Copy the lines holding the word "Statuses", all of them.

Stored items from a collection
+===+
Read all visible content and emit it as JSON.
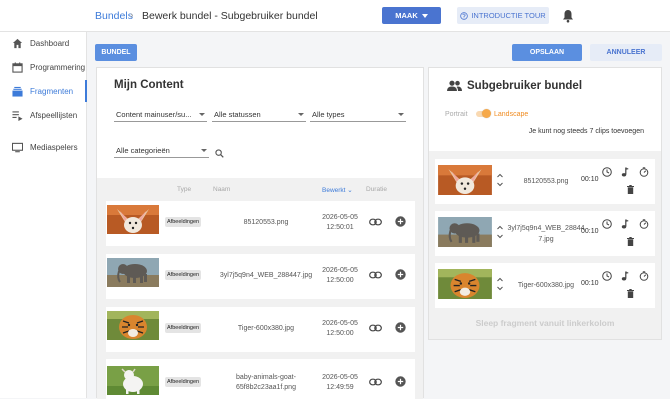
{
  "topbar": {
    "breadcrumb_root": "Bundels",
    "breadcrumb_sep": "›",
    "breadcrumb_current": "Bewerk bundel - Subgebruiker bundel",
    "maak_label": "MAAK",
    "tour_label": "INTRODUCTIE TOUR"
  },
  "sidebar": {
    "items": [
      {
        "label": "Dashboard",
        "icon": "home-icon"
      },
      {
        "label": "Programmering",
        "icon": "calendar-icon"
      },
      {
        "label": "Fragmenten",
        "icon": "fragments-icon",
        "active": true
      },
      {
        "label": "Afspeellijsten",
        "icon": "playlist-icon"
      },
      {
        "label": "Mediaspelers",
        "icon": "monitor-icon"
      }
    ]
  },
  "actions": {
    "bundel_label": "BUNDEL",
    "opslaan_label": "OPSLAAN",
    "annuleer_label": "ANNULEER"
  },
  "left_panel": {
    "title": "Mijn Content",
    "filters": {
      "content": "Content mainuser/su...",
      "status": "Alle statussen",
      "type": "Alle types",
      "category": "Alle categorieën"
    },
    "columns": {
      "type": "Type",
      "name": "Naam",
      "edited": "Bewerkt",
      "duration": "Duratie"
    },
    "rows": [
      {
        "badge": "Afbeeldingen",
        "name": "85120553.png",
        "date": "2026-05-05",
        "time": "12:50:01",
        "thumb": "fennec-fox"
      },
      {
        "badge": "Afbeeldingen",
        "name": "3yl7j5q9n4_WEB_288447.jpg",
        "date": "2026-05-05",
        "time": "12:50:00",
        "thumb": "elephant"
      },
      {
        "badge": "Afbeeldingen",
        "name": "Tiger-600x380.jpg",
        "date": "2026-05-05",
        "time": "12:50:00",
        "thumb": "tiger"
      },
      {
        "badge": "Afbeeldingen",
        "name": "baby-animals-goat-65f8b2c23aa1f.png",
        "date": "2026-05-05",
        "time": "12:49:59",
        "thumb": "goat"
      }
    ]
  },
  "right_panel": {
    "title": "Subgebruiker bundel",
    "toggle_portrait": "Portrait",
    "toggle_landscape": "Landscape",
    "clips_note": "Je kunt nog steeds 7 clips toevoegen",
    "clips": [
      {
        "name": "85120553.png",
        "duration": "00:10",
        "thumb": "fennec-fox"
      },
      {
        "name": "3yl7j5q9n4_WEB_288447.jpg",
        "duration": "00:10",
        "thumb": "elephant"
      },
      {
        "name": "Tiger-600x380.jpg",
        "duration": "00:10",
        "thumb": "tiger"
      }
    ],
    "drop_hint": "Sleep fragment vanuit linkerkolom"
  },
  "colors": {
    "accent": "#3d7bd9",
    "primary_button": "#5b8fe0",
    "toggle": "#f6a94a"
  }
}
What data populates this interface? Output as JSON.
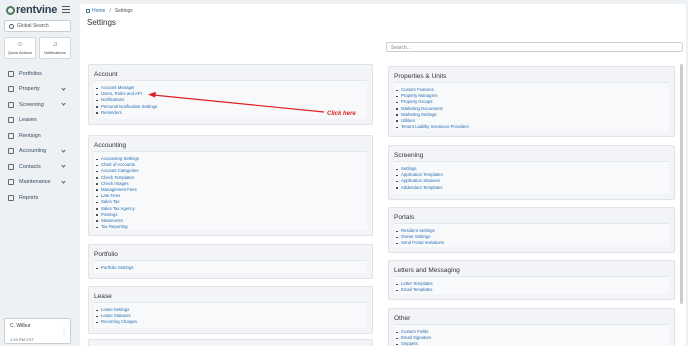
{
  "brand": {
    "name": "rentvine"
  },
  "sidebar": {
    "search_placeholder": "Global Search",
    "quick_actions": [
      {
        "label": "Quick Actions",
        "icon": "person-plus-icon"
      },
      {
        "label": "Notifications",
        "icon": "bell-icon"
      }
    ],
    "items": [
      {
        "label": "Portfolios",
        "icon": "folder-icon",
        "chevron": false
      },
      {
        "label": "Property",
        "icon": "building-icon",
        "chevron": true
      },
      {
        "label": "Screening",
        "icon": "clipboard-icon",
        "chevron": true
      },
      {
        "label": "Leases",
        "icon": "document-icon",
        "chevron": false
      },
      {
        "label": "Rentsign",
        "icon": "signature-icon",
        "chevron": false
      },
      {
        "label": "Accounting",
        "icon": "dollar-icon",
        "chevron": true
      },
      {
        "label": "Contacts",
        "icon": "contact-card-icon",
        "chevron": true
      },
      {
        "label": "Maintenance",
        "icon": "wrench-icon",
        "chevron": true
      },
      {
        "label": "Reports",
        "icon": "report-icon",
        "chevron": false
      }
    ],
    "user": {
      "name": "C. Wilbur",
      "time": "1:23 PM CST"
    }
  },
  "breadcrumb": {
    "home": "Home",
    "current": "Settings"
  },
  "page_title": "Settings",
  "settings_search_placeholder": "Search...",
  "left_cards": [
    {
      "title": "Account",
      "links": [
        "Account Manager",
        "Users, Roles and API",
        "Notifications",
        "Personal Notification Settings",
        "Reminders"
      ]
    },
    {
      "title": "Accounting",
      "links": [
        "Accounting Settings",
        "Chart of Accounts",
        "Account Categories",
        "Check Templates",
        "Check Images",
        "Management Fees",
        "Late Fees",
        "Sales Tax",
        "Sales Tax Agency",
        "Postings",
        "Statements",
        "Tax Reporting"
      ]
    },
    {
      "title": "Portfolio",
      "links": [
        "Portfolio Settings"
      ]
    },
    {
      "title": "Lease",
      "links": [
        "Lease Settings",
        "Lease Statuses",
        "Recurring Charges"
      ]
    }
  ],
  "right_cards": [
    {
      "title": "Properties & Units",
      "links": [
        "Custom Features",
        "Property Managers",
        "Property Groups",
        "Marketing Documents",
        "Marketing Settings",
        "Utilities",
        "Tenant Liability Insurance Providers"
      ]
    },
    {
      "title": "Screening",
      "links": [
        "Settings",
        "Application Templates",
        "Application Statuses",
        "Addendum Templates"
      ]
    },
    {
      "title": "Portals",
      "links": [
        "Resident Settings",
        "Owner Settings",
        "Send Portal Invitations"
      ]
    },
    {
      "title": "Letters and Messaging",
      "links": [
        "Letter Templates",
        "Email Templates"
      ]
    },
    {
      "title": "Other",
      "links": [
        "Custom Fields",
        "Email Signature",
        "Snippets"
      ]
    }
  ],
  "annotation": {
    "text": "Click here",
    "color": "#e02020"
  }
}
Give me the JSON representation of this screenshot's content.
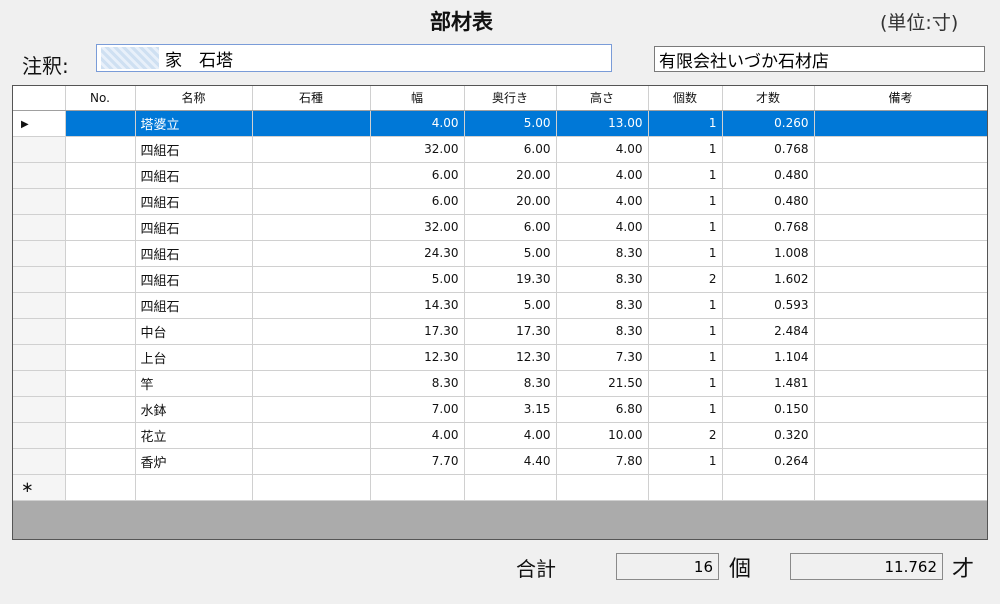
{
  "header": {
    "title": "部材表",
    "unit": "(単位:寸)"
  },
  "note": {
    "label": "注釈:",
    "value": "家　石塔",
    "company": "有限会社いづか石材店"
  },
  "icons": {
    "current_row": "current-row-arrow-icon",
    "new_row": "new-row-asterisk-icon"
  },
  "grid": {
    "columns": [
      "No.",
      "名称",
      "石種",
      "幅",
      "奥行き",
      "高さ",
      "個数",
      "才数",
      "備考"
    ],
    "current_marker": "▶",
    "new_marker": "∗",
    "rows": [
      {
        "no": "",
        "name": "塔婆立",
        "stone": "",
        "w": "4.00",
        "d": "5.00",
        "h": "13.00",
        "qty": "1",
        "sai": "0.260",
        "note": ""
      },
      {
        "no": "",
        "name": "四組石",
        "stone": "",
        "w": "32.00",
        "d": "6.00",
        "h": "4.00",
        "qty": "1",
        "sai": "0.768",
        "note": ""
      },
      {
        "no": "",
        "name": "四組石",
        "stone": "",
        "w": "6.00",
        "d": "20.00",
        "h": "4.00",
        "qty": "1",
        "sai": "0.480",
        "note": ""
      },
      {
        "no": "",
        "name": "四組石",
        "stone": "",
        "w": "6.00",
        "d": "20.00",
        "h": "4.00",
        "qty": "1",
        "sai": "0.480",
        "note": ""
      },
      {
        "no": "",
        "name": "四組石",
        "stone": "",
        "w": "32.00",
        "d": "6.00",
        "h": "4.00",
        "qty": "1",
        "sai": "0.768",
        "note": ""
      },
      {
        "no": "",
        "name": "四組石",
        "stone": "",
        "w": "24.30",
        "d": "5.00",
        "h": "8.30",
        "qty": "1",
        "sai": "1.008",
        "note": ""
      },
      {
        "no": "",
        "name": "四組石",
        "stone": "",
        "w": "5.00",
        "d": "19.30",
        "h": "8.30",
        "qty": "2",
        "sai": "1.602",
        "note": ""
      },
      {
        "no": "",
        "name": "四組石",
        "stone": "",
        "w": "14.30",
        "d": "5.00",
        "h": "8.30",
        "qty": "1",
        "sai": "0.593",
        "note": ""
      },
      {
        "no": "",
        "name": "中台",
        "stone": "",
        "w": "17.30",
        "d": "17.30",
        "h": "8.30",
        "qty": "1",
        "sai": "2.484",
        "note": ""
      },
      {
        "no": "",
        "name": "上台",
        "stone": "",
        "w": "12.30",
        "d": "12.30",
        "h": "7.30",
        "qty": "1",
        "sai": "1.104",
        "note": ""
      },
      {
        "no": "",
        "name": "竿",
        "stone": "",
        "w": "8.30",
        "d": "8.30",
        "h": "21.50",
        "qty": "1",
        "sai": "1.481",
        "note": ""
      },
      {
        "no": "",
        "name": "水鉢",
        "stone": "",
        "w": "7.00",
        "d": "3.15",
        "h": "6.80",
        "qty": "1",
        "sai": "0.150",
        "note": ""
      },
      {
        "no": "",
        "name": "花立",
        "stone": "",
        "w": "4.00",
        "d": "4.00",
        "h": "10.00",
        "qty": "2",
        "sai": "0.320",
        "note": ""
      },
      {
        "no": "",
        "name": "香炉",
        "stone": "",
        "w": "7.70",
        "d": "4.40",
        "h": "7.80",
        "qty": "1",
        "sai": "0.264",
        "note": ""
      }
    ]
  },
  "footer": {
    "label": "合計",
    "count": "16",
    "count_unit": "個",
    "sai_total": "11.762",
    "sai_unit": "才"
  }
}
+===+
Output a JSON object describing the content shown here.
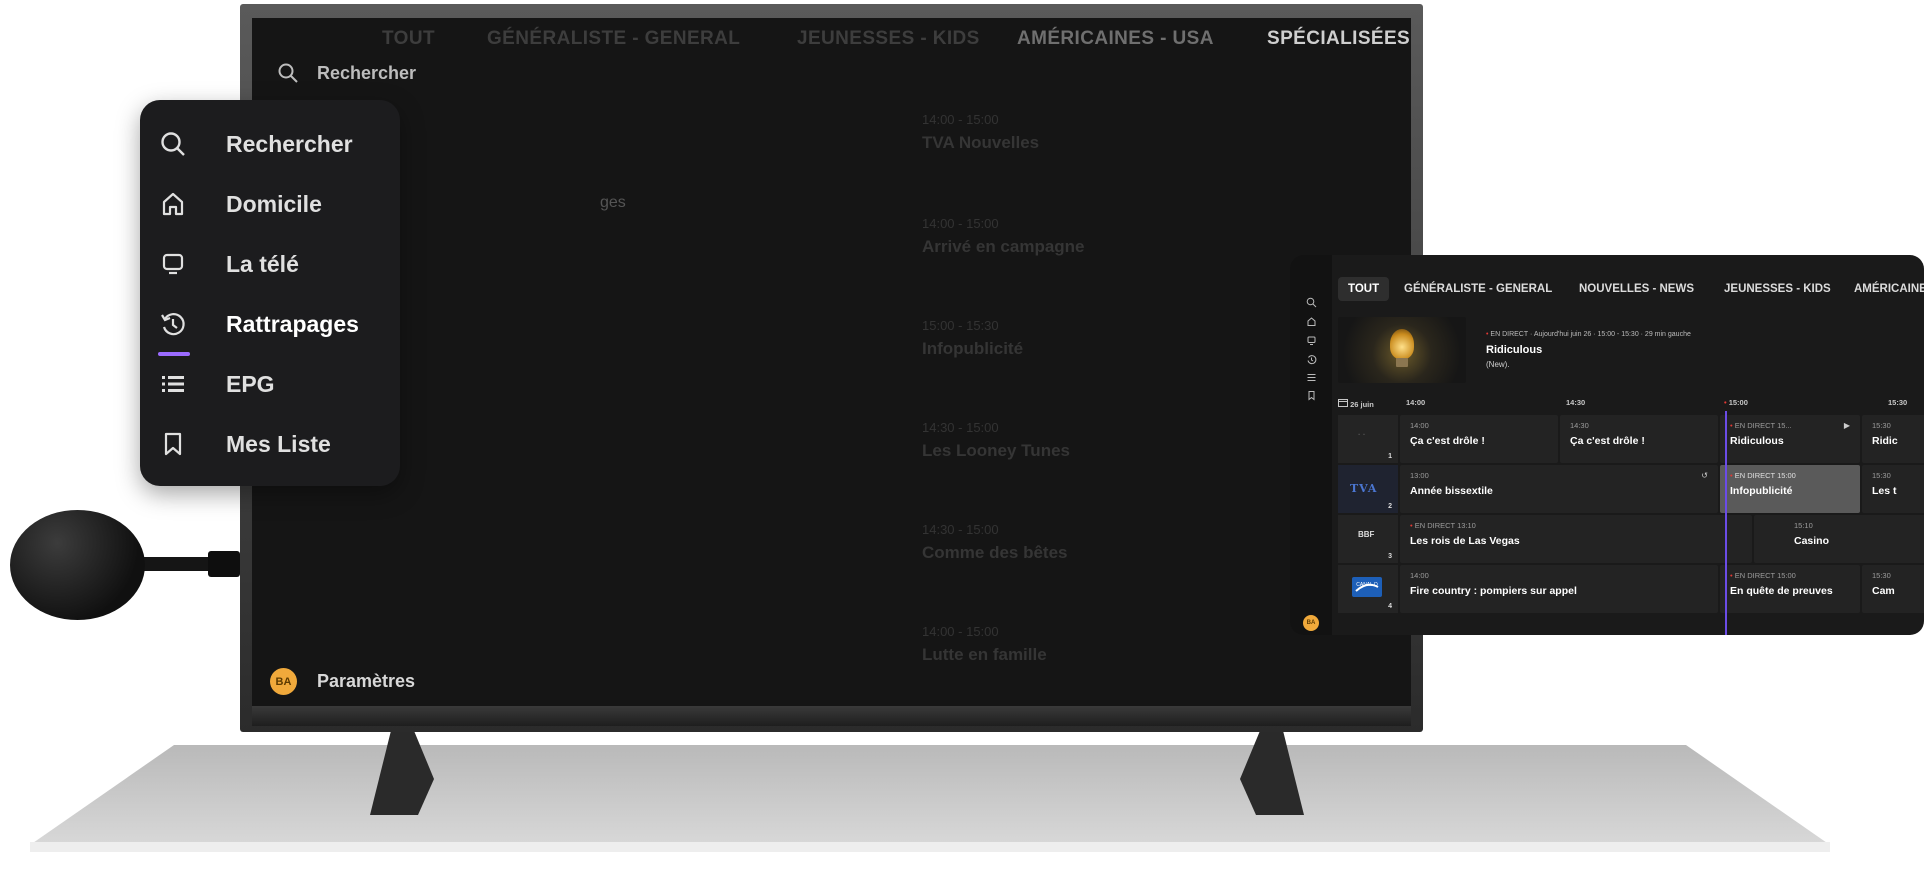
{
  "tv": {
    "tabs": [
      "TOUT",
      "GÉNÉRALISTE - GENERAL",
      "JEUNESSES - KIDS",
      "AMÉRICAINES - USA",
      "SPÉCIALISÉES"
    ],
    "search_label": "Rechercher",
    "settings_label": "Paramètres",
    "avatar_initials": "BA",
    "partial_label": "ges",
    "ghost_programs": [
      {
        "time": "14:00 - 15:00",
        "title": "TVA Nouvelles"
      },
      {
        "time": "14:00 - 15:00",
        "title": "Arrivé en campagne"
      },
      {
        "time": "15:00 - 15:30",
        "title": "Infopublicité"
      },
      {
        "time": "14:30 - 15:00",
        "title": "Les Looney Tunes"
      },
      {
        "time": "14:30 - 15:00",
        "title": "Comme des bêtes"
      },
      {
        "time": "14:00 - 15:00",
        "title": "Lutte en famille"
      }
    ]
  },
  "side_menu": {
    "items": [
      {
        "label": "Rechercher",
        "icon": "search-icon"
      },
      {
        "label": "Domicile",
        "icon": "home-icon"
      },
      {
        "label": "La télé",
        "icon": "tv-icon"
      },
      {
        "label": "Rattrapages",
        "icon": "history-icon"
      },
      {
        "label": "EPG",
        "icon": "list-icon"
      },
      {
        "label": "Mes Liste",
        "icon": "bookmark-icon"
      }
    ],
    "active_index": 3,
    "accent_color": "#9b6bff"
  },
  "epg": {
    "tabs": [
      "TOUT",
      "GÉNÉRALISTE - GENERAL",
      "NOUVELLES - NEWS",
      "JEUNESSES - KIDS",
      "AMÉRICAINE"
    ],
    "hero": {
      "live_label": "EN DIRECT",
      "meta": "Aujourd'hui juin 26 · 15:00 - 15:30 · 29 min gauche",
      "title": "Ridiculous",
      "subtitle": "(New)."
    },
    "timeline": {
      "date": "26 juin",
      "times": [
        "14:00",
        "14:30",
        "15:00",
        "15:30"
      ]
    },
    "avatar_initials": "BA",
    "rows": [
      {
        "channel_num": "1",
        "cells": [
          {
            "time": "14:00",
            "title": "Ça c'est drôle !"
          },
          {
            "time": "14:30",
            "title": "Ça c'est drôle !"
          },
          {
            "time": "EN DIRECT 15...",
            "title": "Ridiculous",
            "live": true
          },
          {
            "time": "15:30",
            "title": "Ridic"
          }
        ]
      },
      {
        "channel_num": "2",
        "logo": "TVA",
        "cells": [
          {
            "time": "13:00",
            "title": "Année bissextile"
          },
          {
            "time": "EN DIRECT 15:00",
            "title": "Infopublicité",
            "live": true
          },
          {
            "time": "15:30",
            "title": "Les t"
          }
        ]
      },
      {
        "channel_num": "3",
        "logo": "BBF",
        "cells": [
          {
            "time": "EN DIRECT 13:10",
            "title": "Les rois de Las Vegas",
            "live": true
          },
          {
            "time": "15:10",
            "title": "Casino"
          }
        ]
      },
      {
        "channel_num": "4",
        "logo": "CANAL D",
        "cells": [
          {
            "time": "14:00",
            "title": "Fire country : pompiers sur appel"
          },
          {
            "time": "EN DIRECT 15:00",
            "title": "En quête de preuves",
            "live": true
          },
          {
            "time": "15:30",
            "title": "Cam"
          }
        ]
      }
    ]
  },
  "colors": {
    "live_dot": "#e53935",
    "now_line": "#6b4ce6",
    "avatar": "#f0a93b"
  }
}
+===+
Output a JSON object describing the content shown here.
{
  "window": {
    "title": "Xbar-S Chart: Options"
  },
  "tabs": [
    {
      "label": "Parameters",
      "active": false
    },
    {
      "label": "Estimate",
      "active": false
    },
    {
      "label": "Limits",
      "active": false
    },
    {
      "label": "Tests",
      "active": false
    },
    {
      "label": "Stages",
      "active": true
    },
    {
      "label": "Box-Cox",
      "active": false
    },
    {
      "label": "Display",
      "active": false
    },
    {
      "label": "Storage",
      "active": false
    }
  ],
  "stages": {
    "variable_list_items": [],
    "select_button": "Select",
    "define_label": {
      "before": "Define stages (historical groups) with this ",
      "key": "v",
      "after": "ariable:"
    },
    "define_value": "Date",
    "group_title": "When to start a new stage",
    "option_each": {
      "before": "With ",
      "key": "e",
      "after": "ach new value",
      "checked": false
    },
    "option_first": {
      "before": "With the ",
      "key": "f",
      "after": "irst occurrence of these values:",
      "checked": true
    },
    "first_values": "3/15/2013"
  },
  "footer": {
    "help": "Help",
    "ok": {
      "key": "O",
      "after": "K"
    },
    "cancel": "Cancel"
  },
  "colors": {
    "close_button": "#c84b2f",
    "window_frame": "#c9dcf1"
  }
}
+===+
→ **Reply to the exercise**
        "Lease Statuses",
        "Application Statuses",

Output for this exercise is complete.